- **EXCERTO**:
Imigrante, mãe, doula. Maternidade que virou paixão e profissão
Redação DM
Publicado em 11 de janeiro de 2023 às 23:04 | Atualizado há 3 anos
Quando uma mulher decide morar no exterior, a cultura sempre é um grande desafio. Mas especificamente para as mulheres os costumes, leis e culturas locais só quem vive na pele vai entender o real sentido.
Mulheres que decidem ser mães, podem sofrer grandes resistências em relação a liberdade de escolha. Mais especificamente em relação a gravidez, período do pré-natal e o ápice do processo que é o parto.
A goiana Thainy Macêdo criada na cidade de Morrinhos hoje com 29 anos, vive desde seus 11 anos de idade em Bruxelas, Bélgica. E tem como profissão cuidar de grávidas, se formou em babywearing que no português é doula
Sua função é especificamente cuidar da saúde mental da grávida, acompanha a grávida durante todo seu processo de gravidez, com sessões terapêuticas de conversação para que a grávida se sinta o mais confortável possível e que tenha uma gravidez tranquila.
O Brasil tem a segunda maior taxa de cesáreas do mundo, atrás apenas da República Dominicana aproximadamente 55% dos partos realizados no país são cesáreas. Se considerarmos a realidade no sistema privado de saúde, a proporção sobe para 86%.
Na Bélgica País em que vive a goiana a taxa atualmente oscila entre 21% a 12% levando em consideração variações importantes entre hospitais, e os partos cesáreos são praticados somente em casos de um problema com a mãe ou o bebê. O parto normal é sempre a primeira opção nesse País. De acordo com o centro federal de expertise de cuidados com a saúde da Bélgica.
Conversamos com Thainy Macêdo para conhecer mais sobre sua experiência nessa área tão específica.
Como foi pra você a escolha dessa profissão?

Dados de segmentação de página:
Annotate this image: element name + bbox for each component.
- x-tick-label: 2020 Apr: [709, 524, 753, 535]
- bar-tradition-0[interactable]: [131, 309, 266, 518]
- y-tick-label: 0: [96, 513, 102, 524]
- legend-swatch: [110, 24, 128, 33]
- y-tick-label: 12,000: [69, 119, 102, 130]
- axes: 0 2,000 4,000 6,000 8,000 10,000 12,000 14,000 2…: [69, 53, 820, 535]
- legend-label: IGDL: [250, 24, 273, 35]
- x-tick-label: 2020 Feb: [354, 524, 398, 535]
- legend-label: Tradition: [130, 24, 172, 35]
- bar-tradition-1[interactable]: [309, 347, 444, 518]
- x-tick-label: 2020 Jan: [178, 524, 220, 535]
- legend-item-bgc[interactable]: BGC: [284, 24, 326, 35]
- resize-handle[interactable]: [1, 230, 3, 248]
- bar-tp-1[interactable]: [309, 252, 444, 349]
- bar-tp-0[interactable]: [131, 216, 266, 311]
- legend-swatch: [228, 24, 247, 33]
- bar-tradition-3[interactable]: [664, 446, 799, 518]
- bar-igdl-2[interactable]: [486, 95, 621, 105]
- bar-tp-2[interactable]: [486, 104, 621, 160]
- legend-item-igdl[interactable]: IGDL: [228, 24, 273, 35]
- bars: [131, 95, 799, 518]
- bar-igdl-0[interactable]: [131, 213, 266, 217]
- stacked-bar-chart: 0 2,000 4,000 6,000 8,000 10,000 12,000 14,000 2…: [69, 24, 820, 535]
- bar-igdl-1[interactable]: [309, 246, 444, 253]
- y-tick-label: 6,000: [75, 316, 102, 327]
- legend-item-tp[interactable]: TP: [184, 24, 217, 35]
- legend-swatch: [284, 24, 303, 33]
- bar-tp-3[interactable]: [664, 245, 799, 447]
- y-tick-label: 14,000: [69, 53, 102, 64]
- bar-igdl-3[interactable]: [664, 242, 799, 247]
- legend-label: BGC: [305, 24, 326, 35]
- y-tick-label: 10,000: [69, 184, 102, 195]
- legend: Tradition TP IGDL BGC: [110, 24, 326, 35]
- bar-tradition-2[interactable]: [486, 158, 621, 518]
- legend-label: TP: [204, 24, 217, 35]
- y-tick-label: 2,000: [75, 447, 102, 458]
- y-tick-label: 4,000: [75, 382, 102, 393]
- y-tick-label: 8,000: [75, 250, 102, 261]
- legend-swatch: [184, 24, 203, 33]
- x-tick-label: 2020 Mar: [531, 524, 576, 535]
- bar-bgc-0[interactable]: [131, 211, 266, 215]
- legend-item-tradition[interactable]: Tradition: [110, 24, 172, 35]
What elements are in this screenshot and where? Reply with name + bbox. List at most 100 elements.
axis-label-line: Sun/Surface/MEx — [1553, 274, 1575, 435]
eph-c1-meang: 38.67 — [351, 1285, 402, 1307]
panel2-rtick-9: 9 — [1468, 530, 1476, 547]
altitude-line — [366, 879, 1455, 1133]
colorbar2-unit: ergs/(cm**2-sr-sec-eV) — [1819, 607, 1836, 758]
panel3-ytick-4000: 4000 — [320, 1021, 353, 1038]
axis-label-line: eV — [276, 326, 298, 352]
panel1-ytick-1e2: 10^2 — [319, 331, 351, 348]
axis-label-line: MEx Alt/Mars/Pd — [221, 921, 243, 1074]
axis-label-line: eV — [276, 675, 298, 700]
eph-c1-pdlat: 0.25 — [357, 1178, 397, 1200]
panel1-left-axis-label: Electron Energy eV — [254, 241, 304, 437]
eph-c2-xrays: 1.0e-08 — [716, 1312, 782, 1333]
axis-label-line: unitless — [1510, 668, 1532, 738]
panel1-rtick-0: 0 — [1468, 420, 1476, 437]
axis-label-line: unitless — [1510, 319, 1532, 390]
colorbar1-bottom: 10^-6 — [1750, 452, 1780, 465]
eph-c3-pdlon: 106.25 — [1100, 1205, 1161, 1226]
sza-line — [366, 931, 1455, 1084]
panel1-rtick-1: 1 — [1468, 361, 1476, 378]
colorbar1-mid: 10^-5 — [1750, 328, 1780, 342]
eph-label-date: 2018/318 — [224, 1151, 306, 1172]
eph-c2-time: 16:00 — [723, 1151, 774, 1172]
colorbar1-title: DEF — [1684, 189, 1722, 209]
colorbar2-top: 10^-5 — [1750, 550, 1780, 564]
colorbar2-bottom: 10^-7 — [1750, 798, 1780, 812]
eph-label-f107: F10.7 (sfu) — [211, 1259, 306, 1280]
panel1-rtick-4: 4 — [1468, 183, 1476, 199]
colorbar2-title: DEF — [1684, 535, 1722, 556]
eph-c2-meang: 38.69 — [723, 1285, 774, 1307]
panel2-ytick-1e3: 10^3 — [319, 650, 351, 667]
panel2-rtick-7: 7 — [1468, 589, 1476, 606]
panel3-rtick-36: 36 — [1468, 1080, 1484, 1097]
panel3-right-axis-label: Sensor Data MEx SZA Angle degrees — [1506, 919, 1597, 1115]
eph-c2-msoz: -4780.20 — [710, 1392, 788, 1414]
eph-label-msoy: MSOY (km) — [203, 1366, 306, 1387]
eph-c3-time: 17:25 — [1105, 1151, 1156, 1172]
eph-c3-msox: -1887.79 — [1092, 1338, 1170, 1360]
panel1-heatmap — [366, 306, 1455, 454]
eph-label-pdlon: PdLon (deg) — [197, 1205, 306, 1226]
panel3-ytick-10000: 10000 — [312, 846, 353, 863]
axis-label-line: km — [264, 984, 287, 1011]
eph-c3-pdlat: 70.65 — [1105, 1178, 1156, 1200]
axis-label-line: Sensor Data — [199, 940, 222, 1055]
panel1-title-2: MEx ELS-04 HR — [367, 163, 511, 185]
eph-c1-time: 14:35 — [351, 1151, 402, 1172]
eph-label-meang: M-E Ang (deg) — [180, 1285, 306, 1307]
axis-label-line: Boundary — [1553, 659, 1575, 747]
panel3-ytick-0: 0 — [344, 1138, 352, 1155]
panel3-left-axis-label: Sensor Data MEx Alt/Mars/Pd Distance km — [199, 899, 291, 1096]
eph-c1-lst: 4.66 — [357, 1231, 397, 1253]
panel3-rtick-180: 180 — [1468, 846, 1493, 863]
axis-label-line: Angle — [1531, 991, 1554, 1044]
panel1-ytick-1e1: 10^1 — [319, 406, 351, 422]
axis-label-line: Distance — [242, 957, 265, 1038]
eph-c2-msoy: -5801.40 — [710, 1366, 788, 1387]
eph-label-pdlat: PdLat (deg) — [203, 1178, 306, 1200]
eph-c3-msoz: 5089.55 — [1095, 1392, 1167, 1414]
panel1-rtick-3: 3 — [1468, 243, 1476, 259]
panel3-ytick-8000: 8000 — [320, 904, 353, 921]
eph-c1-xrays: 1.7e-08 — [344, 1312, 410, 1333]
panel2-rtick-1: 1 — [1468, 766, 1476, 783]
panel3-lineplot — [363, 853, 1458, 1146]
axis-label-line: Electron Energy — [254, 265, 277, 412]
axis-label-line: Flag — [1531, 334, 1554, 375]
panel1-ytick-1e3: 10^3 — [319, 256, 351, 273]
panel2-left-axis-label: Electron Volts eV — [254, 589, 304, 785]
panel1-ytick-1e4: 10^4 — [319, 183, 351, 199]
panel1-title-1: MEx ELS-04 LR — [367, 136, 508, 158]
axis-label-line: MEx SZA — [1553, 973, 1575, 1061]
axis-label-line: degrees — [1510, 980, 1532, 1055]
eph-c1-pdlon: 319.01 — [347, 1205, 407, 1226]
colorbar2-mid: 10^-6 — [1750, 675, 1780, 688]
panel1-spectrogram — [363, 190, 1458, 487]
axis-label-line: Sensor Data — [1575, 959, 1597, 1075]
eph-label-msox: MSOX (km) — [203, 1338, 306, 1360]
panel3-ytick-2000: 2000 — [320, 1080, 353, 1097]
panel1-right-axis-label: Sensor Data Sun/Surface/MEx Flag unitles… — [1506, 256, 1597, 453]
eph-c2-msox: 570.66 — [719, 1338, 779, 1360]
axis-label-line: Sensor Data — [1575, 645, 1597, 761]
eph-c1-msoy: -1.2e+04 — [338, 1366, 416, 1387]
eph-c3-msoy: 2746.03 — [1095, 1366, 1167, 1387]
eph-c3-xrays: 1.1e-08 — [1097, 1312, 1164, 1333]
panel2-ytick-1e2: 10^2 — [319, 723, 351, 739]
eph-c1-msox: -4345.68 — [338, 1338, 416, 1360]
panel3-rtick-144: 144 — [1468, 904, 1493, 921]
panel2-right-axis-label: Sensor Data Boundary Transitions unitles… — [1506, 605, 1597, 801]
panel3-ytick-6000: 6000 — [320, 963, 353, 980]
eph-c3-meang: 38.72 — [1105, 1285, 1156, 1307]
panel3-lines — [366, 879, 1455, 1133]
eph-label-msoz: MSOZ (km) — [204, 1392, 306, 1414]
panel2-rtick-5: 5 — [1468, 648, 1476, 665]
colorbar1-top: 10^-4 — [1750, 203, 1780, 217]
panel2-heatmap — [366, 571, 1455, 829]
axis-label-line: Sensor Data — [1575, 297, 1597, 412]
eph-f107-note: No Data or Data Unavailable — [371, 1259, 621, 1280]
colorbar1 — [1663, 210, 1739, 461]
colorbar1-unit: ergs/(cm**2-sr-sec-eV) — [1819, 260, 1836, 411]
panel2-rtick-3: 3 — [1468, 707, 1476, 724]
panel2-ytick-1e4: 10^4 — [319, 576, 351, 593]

- **SUA TAREFA**: Conforme o excerto, qual é a proporção de partos cesáreos no sistema privado de saúde do Brasil?

- **PROBLEMA RESOLVIDO**: A proporção é de 86%.